[Supplied information]:

=-=-=

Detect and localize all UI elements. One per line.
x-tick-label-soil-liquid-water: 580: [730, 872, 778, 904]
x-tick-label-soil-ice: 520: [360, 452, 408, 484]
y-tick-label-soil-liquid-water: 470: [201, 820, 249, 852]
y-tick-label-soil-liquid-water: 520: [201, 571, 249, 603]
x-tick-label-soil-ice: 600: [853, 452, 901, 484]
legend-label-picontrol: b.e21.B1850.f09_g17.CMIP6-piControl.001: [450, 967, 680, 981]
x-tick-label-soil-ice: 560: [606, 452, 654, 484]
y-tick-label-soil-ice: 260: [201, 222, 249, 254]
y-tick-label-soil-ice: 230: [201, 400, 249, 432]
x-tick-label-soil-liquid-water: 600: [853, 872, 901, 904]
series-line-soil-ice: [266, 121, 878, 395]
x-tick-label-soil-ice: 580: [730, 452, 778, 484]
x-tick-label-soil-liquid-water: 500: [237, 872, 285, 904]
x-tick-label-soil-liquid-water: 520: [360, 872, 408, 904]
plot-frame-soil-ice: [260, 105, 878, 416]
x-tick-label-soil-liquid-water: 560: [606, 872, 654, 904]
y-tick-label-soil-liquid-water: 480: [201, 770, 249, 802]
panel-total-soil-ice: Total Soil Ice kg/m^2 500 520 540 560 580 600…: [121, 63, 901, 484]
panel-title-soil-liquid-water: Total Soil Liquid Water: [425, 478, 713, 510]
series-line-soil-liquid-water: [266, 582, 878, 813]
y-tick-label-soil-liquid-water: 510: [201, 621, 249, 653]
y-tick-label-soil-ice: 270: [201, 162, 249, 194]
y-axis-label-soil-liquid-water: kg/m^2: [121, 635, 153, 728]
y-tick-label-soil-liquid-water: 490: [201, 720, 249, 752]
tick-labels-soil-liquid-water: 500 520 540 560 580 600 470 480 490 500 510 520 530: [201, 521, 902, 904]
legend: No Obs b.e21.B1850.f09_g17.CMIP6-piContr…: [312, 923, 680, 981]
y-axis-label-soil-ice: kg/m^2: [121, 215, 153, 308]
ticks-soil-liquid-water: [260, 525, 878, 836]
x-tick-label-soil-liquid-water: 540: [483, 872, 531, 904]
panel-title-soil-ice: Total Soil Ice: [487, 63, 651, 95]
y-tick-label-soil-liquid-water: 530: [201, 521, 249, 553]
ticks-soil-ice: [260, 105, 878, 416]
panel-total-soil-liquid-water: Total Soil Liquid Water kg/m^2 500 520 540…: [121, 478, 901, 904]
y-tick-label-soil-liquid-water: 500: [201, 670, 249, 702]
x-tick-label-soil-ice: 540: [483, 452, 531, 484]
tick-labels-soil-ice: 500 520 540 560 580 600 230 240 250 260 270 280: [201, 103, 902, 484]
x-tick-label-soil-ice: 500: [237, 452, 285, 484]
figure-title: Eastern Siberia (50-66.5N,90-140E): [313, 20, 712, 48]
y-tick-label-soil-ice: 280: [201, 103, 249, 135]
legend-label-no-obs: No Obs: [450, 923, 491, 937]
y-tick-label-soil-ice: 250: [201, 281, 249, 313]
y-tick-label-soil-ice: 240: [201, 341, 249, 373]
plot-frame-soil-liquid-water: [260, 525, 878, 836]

=-=-=

[Written request]:
Can you output all of the lines above again, character for character and in the same order?

[Exercise response]:
Detect and localize all UI elements. One per line.
x-tick-label-soil-liquid-water: 580: [730, 872, 778, 904]
x-tick-label-soil-ice: 520: [360, 452, 408, 484]
y-tick-label-soil-liquid-water: 470: [201, 820, 249, 852]
y-tick-label-soil-liquid-water: 520: [201, 571, 249, 603]
x-tick-label-soil-ice: 600: [853, 452, 901, 484]
legend-label-picontrol: b.e21.B1850.f09_g17.CMIP6-piControl.001: [450, 967, 680, 981]
x-tick-label-soil-ice: 560: [606, 452, 654, 484]
y-tick-label-soil-ice: 260: [201, 222, 249, 254]
y-tick-label-soil-ice: 230: [201, 400, 249, 432]
x-tick-label-soil-liquid-water: 600: [853, 872, 901, 904]
series-line-soil-ice: [266, 121, 878, 395]
x-tick-label-soil-ice: 580: [730, 452, 778, 484]
x-tick-label-soil-liquid-water: 500: [237, 872, 285, 904]
x-tick-label-soil-liquid-water: 520: [360, 872, 408, 904]
plot-frame-soil-ice: [260, 105, 878, 416]
x-tick-label-soil-liquid-water: 560: [606, 872, 654, 904]
y-tick-label-soil-liquid-water: 480: [201, 770, 249, 802]
panel-total-soil-ice: Total Soil Ice kg/m^2 500 520 540 560 580 600…: [121, 63, 901, 484]
panel-title-soil-liquid-water: Total Soil Liquid Water: [425, 478, 713, 510]
series-line-soil-liquid-water: [266, 582, 878, 813]
y-tick-label-soil-liquid-water: 510: [201, 621, 249, 653]
y-tick-label-soil-ice: 270: [201, 162, 249, 194]
y-axis-label-soil-liquid-water: kg/m^2: [121, 635, 153, 728]
y-tick-label-soil-liquid-water: 490: [201, 720, 249, 752]
tick-labels-soil-liquid-water: 500 520 540 560 580 600 470 480 490 500 510 520 530: [201, 521, 902, 904]
legend: No Obs b.e21.B1850.f09_g17.CMIP6-piContr…: [312, 923, 680, 981]
y-axis-label-soil-ice: kg/m^2: [121, 215, 153, 308]
ticks-soil-liquid-water: [260, 525, 878, 836]
x-tick-label-soil-liquid-water: 540: [483, 872, 531, 904]
panel-title-soil-ice: Total Soil Ice: [487, 63, 651, 95]
y-tick-label-soil-liquid-water: 530: [201, 521, 249, 553]
ticks-soil-ice: [260, 105, 878, 416]
panel-total-soil-liquid-water: Total Soil Liquid Water kg/m^2 500 520 540…: [121, 478, 901, 904]
y-tick-label-soil-liquid-water: 500: [201, 670, 249, 702]
x-tick-label-soil-ice: 540: [483, 452, 531, 484]
tick-labels-soil-ice: 500 520 540 560 580 600 230 240 250 260 270 280: [201, 103, 902, 484]
x-tick-label-soil-ice: 500: [237, 452, 285, 484]
figure-title: Eastern Siberia (50-66.5N,90-140E): [313, 20, 712, 48]
y-tick-label-soil-ice: 280: [201, 103, 249, 135]
legend-label-no-obs: No Obs: [450, 923, 491, 937]
y-tick-label-soil-ice: 250: [201, 281, 249, 313]
y-tick-label-soil-ice: 240: [201, 341, 249, 373]
plot-frame-soil-liquid-water: [260, 525, 878, 836]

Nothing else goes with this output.